--- EXCERPT ---
┏━━

Physical functioning
The Short-Form 36-item Physical Functioning Scale (SF-36-PFS; Ware & Sherbourne, 1992) describes a series of 10 activities of daily living, such as ‘climbing one flight of stairs’. Respondents indicate, on a 3-point scale, the extent to which their health limits them in these activities. Lower scores are indicative of greater impairment or disability. The psychometric properties of the SF-36-PFS have been explored in adolescent populations with chronic illness, for example, cystic fibrosis (Gee, Abbott, Conway, Etherington, & Webb, 2002) and it has been used as an outcome measure in treatment trials in adolescent CFS studies (Brigden et al., 2016; Lloyd, Chalder, & Rimes, 2012). Previous studies have reported Cronbach’s alphas of >.8 (Lloyd, Chalder, & Rimes, 2012) and the validity of the SF-36-PFS when compared to qualitative reports from adolescents with CFS has been demonstrated (Brigden et al., 2018). Cronbach’s alpha in the current study was .91 (CFS participants) and .72 (asthma participants).
School and social adjustment
The Work and Social Adjustment Scale (WSAS; Mundt, Marks, Shear, & Greist, 2002) captures participation in life. It is composed of five items, rated on 9-point scales (0–8), encompassing functioning in work, domestic, social and leisure activities and close relationships. Higher scores indicate more impairment. ‘School/college’ was substituted for ‘work’ in this study, and the examples of the activities given were made more relevant to adolescents. For example, private leisure activities listed as examples were ‘reading, watching TV, listening to music’. This adapted version of the scale will henceforth be referred to as the School and Social Adjustment Scale (SSAS). This adapted version of the scale has previously been used as an outcome measure in treatment trials of adolescents with CFS (Lloyd, Chalder, & Rimes, 2012; Lloyd, Chalder, Sallis, et al., 2012) with Cronbach’s alphas of >.7 reported. Cronbach’s alpha in the current study was .81 for the CFS participants and .76 for the asthma participants.
Anxiety
The State Trait Anxiety Inventory (STAI; Spielberger, 1983) is composed of 40 items. Each item is rated on a 4-point scale (1–4). A total of 20 items assess anxiety felt in response to specific threats or stressors (state anxiety), and 20 items assess general sensitivity to threat (trait anxiety). Higher scores indicate higher anxiety levels. Cronbach’s alphas of >.85 have been reported for the STAI (Spielberger, 1983), which has been extensively used in adolescent populations (Hishinuma et al., 2001; Smith, Mitchell, McCauley, & Calderon, 1990). The STAI has previously been used in studies of adolescents with CFS (Smith, Martin-Herz, Womack, & Marsigan, 2003). Cronbach’s alpha in the current study was .96 in both participant groups.

┗━━

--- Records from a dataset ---
┏━━

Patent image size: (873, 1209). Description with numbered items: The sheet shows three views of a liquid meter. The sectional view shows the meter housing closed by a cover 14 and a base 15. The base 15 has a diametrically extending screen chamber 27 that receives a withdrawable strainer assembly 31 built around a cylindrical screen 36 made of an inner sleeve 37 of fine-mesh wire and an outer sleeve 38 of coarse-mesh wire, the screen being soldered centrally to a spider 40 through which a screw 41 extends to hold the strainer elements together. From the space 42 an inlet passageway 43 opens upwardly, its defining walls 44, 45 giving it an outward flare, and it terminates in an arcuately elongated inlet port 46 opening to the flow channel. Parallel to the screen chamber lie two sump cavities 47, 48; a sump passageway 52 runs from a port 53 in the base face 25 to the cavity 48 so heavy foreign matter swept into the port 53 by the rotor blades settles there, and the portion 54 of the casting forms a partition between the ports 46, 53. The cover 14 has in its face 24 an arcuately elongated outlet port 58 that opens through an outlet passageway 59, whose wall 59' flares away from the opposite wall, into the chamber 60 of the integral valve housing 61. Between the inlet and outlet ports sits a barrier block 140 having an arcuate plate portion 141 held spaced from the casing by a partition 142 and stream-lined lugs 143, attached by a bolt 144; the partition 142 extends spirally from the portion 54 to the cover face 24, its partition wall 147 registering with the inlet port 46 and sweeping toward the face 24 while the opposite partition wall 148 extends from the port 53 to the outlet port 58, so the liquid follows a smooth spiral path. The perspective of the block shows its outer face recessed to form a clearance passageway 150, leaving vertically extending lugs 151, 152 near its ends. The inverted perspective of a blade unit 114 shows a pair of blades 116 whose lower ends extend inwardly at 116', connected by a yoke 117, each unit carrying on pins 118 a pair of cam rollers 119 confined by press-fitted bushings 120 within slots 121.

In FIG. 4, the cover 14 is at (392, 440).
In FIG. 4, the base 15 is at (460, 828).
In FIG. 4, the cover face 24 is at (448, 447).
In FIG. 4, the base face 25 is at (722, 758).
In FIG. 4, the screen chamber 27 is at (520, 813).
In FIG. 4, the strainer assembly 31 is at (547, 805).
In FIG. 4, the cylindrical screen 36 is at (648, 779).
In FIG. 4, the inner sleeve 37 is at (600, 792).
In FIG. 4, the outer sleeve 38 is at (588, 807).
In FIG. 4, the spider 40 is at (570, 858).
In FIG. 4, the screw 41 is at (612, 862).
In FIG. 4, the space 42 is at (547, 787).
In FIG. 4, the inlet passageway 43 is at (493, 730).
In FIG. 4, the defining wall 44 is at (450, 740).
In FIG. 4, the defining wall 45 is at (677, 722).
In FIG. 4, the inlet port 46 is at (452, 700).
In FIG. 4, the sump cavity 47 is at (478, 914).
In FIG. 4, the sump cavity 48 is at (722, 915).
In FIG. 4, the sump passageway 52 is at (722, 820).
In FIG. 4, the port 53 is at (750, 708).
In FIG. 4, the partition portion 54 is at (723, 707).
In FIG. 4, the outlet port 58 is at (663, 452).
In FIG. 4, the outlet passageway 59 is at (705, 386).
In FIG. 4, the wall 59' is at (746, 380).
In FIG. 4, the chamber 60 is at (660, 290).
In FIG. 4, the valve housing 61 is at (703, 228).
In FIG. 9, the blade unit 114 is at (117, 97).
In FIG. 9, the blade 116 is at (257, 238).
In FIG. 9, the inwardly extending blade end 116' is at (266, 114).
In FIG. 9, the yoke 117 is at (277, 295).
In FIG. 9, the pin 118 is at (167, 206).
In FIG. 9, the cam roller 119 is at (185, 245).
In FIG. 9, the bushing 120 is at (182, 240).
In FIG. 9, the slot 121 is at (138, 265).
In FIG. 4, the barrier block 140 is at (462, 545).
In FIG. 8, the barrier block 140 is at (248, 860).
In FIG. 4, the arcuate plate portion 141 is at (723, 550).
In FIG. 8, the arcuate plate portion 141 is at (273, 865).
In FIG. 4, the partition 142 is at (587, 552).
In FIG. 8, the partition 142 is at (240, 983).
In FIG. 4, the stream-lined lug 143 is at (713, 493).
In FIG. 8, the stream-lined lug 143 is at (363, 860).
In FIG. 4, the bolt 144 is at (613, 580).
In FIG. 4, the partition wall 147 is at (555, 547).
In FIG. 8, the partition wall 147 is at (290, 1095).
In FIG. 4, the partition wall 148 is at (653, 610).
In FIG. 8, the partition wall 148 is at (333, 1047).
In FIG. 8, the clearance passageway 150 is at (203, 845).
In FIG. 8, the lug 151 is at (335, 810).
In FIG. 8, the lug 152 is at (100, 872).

┗━━

--- QUESTIONS ---
1. Which Cronbach's alpha values does the excerpt on study measures report for the current study? Give each value with its scale and participant group.
2. Write the next part of the excerpt on study measures, picking up after its final sentence.

--- ANSWERS FOR THE TASKS ---
1.
- SF-36-PFS: .91 (CFS participants)
- SF-36-PFS: .72 (asthma participants)
- SSAS: .81 (CFS participants)
- SSAS: .76 (asthma participants)
- STAI: .96 (both participant groups)

2.
Depression
The Children’s Depression Inventory (CDI; Kovacs, 1992) was specifically designed for use with children and adolescents, and is made up of 27 items. Each item is rated on a 3-point scale (0–2) with a recall period of the last fortnight. The items assess depressive symptoms including negative mood, ineffectiveness, anhedonia, low self-esteem and interpersonal problems. Higher scores indicate more depression symptoms. The CDI has previously been used in treatment trials in adolescents with CFS (Nijhof et al., 2012). Cronbach’s alpha in the current study was .90 (CFS participants) and .85 (asthma participants).
Procedure
CFS patients
Questionnaires and a letter of invitation explaining the use of this data for audit and research purposes were enclosed with the appointment letter and posted to all patients who were offered an initial assessment at a specialist CFS unit. At the assessment appointment, the study was discussed, the patient information sheet shared and written consent to participate was sought. As this was a naturalistic study within a clinical setting, some participants were not offered a follow-up appointment as they did not require or want it, or were not funded for treatment. Participants who attended follow-up completed the measures again (N = 80; 66% of the original sample). The mean interval between time 1 (initial assessment) and time 2 (follow-up pre-treatment) was 3.3 months (SD = 2.05, range = 0.89–13.60).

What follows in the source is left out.